━━ WORKING DATA ━━

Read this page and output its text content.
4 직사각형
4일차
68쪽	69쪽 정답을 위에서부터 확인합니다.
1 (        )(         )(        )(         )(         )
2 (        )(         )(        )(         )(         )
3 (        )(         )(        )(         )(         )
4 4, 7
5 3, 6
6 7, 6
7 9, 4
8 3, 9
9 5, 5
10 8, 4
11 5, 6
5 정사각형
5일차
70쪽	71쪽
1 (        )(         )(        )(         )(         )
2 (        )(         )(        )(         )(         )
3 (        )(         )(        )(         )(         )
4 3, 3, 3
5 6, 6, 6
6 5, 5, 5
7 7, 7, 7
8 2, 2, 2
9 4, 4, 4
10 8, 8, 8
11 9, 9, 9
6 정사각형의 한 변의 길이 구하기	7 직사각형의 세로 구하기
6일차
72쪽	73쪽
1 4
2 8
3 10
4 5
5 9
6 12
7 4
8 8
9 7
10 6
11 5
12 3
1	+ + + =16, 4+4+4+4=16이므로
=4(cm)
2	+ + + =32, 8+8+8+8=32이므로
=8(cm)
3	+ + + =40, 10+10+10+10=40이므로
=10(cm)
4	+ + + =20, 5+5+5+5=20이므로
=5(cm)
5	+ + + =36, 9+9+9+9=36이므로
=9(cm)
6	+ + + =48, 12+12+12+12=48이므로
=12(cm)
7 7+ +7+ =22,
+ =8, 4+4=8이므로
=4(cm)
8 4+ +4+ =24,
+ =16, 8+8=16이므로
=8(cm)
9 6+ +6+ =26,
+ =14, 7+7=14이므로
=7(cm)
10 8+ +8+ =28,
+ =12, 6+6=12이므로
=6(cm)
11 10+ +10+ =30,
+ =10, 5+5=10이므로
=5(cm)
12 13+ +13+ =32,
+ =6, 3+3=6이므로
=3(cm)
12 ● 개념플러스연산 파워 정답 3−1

━━━

• **GIVEN PROBLEM**: Output all records verbatim.

• **FINISHED TASK**:
Read this page and output its text content.
4 직사각형
4일차
68쪽	69쪽 정답을 위에서부터 확인합니다.
1 (        )(         )(        )(         )(         )
2 (        )(         )(        )(         )(         )
3 (        )(         )(        )(         )(         )
4 4, 7
5 3, 6
6 7, 6
7 9, 4
8 3, 9
9 5, 5
10 8, 4
11 5, 6
5 정사각형
5일차
70쪽	71쪽
1 (        )(         )(        )(         )(         )
2 (        )(         )(        )(         )(         )
3 (        )(         )(        )(         )(         )
4 3, 3, 3
5 6, 6, 6
6 5, 5, 5
7 7, 7, 7
8 2, 2, 2
9 4, 4, 4
10 8, 8, 8
11 9, 9, 9
6 정사각형의 한 변의 길이 구하기	7 직사각형의 세로 구하기
6일차
72쪽	73쪽
1 4
2 8
3 10
4 5
5 9
6 12
7 4
8 8
9 7
10 6
11 5
12 3
1	+ + + =16, 4+4+4+4=16이므로
=4(cm)
2	+ + + =32, 8+8+8+8=32이므로
=8(cm)
3	+ + + =40, 10+10+10+10=40이므로
=10(cm)
4	+ + + =20, 5+5+5+5=20이므로
=5(cm)
5	+ + + =36, 9+9+9+9=36이므로
=9(cm)
6	+ + + =48, 12+12+12+12=48이므로
=12(cm)
7 7+ +7+ =22,
+ =8, 4+4=8이므로
=4(cm)
8 4+ +4+ =24,
+ =16, 8+8=16이므로
=8(cm)
9 6+ +6+ =26,
+ =14, 7+7=14이므로
=7(cm)
10 8+ +8+ =28,
+ =12, 6+6=12이므로
=6(cm)
11 10+ +10+ =30,
+ =10, 5+5=10이므로
=5(cm)
12 13+ +13+ =32,
+ =6, 3+3=6이므로
=3(cm)
12 ● 개념플러스연산 파워 정답 3−1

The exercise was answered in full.